Print out every record exactly as it appears.

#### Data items
○ ○ ○ ○ ○ ○ ○

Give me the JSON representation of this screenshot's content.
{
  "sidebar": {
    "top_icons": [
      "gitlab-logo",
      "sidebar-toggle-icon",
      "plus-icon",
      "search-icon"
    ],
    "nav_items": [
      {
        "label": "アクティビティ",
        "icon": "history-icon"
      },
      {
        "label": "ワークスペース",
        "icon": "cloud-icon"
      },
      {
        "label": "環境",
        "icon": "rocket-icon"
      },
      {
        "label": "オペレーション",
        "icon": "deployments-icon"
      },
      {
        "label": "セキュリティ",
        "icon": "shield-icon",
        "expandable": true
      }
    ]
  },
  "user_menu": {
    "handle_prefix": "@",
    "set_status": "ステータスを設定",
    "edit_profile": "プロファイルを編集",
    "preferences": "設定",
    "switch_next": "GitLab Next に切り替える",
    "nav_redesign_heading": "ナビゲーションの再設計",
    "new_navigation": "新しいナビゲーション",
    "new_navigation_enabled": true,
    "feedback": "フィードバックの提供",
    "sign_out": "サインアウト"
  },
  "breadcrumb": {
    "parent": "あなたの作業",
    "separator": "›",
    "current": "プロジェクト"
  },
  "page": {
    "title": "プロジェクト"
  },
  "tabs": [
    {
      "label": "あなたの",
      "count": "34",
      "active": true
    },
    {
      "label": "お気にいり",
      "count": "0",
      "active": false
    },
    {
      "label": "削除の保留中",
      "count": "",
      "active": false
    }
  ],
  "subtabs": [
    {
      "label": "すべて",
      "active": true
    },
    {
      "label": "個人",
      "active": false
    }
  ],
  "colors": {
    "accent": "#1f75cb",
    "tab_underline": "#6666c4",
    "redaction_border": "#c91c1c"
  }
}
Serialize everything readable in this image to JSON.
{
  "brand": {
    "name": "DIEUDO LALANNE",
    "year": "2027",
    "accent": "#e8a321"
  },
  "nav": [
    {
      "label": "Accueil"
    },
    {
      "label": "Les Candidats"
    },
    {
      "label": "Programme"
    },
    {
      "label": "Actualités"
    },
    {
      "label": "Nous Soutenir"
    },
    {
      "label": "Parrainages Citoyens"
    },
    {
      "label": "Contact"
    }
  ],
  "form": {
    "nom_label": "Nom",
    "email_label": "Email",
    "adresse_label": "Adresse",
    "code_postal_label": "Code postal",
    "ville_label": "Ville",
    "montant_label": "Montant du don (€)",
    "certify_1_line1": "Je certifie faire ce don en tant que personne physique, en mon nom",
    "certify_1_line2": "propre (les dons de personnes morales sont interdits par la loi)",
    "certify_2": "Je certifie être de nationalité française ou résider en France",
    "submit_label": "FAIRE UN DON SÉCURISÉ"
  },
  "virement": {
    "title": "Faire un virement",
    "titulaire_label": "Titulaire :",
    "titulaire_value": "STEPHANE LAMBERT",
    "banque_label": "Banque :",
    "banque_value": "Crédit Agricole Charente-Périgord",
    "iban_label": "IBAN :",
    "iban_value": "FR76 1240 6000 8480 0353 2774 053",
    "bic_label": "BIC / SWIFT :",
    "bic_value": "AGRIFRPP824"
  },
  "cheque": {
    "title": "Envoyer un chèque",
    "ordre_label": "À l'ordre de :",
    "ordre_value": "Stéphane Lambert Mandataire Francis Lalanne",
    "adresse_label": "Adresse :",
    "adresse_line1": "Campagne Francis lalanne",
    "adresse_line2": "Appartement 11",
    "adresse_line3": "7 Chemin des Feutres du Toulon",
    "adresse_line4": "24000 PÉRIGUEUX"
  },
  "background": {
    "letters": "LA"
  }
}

○ ○ ○ ○ ○ ○ ○

#### The completed task
Give me the JSON representation of this screenshot's content.
{
  "sidebar": {
    "top_icons": [
      "gitlab-logo",
      "sidebar-toggle-icon",
      "plus-icon",
      "search-icon"
    ],
    "nav_items": [
      {
        "label": "アクティビティ",
        "icon": "history-icon"
      },
      {
        "label": "ワークスペース",
        "icon": "cloud-icon"
      },
      {
        "label": "環境",
        "icon": "rocket-icon"
      },
      {
        "label": "オペレーション",
        "icon": "deployments-icon"
      },
      {
        "label": "セキュリティ",
        "icon": "shield-icon",
        "expandable": true
      }
    ]
  },
  "user_menu": {
    "handle_prefix": "@",
    "set_status": "ステータスを設定",
    "edit_profile": "プロファイルを編集",
    "preferences": "設定",
    "switch_next": "GitLab Next に切り替える",
    "nav_redesign_heading": "ナビゲーションの再設計",
    "new_navigation": "新しいナビゲーション",
    "new_navigation_enabled": true,
    "feedback": "フィードバックの提供",
    "sign_out": "サインアウト"
  },
  "breadcrumb": {
    "parent": "あなたの作業",
    "separator": "›",
    "current": "プロジェクト"
  },
  "page": {
    "title": "プロジェクト"
  },
  "tabs": [
    {
      "label": "あなたの",
      "count": "34",
      "active": true
    },
    {
      "label": "お気にいり",
      "count": "0",
      "active": false
    },
    {
      "label": "削除の保留中",
      "count": "",
      "active": false
    }
  ],
  "subtabs": [
    {
      "label": "すべて",
      "active": true
    },
    {
      "label": "個人",
      "active": false
    }
  ],
  "colors": {
    "accent": "#1f75cb",
    "tab_underline": "#6666c4",
    "redaction_border": "#c91c1c"
  }
}
Serialize everything readable in this image to JSON.
{
  "brand": {
    "name": "DIEUDO LALANNE",
    "year": "2027",
    "accent": "#e8a321"
  },
  "nav": [
    {
      "label": "Accueil"
    },
    {
      "label": "Les Candidats"
    },
    {
      "label": "Programme"
    },
    {
      "label": "Actualités"
    },
    {
      "label": "Nous Soutenir"
    },
    {
      "label": "Parrainages Citoyens"
    },
    {
      "label": "Contact"
    }
  ],
  "form": {
    "nom_label": "Nom",
    "email_label": "Email",
    "adresse_label": "Adresse",
    "code_postal_label": "Code postal",
    "ville_label": "Ville",
    "montant_label": "Montant du don (€)",
    "certify_1_line1": "Je certifie faire ce don en tant que personne physique, en mon nom",
    "certify_1_line2": "propre (les dons de personnes morales sont interdits par la loi)",
    "certify_2": "Je certifie être de nationalité française ou résider en France",
    "submit_label": "FAIRE UN DON SÉCURISÉ"
  },
  "virement": {
    "title": "Faire un virement",
    "titulaire_label": "Titulaire :",
    "titulaire_value": "STEPHANE LAMBERT",
    "banque_label": "Banque :",
    "banque_value": "Crédit Agricole Charente-Périgord",
    "iban_label": "IBAN :",
    "iban_value": "FR76 1240 6000 8480 0353 2774 053",
    "bic_label": "BIC / SWIFT :",
    "bic_value": "AGRIFRPP824"
  },
  "cheque": {
    "title": "Envoyer un chèque",
    "ordre_label": "À l'ordre de :",
    "ordre_value": "Stéphane Lambert Mandataire Francis Lalanne",
    "adresse_label": "Adresse :",
    "adresse_line1": "Campagne Francis lalanne",
    "adresse_line2": "Appartement 11",
    "adresse_line3": "7 Chemin des Feutres du Toulon",
    "adresse_line4": "24000 PÉRIGUEUX"
  },
  "background": {
    "letters": "LA"
  }
}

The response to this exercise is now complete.